_OBJECTIVE_
Extract the complete listing and repeat it word for word.

Stored data entries
==*==

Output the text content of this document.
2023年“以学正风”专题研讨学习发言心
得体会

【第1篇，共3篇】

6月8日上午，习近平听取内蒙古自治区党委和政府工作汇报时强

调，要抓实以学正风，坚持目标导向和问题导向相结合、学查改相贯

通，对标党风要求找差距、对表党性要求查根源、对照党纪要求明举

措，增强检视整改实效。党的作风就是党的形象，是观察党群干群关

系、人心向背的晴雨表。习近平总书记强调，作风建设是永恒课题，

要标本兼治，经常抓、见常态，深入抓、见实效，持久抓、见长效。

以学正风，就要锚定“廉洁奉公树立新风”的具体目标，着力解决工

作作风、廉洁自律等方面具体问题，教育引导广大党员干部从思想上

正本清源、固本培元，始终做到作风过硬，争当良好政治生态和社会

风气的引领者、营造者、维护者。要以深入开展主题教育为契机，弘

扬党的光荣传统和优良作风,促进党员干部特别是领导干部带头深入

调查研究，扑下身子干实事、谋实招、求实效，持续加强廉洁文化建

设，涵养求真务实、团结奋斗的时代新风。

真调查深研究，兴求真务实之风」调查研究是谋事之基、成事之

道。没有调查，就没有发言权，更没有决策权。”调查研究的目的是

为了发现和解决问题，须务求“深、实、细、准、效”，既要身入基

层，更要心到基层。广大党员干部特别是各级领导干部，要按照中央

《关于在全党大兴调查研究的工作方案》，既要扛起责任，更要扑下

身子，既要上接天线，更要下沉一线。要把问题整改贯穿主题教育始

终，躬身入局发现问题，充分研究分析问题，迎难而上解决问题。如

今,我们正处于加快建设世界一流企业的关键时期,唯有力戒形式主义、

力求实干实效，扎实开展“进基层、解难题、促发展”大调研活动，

==*==

_EXERCISE RESULT_
Output the text content of this document.
2023年“以学正风”专题研讨学习发言心
得体会

【第1篇，共3篇】

6月8日上午，习近平听取内蒙古自治区党委和政府工作汇报时强

调，要抓实以学正风，坚持目标导向和问题导向相结合、学查改相贯

通，对标党风要求找差距、对表党性要求查根源、对照党纪要求明举

措，增强检视整改实效。党的作风就是党的形象，是观察党群干群关

系、人心向背的晴雨表。习近平总书记强调，作风建设是永恒课题，

要标本兼治，经常抓、见常态，深入抓、见实效，持久抓、见长效。

以学正风，就要锚定“廉洁奉公树立新风”的具体目标，着力解决工

作作风、廉洁自律等方面具体问题，教育引导广大党员干部从思想上

正本清源、固本培元，始终做到作风过硬，争当良好政治生态和社会

风气的引领者、营造者、维护者。要以深入开展主题教育为契机，弘

扬党的光荣传统和优良作风,促进党员干部特别是领导干部带头深入

调查研究，扑下身子干实事、谋实招、求实效，持续加强廉洁文化建

设，涵养求真务实、团结奋斗的时代新风。

真调查深研究，兴求真务实之风」调查研究是谋事之基、成事之

道。没有调查，就没有发言权，更没有决策权。”调查研究的目的是

为了发现和解决问题，须务求“深、实、细、准、效”，既要身入基

层，更要心到基层。广大党员干部特别是各级领导干部，要按照中央

《关于在全党大兴调查研究的工作方案》，既要扛起责任，更要扑下

身子，既要上接天线，更要下沉一线。要把问题整改贯穿主题教育始

终，躬身入局发现问题，充分研究分析问题，迎难而上解决问题。如

今,我们正处于加快建设世界一流企业的关键时期,唯有力戒形式主义、

力求实干实效，扎实开展“进基层、解难题、促发展”大调研活动，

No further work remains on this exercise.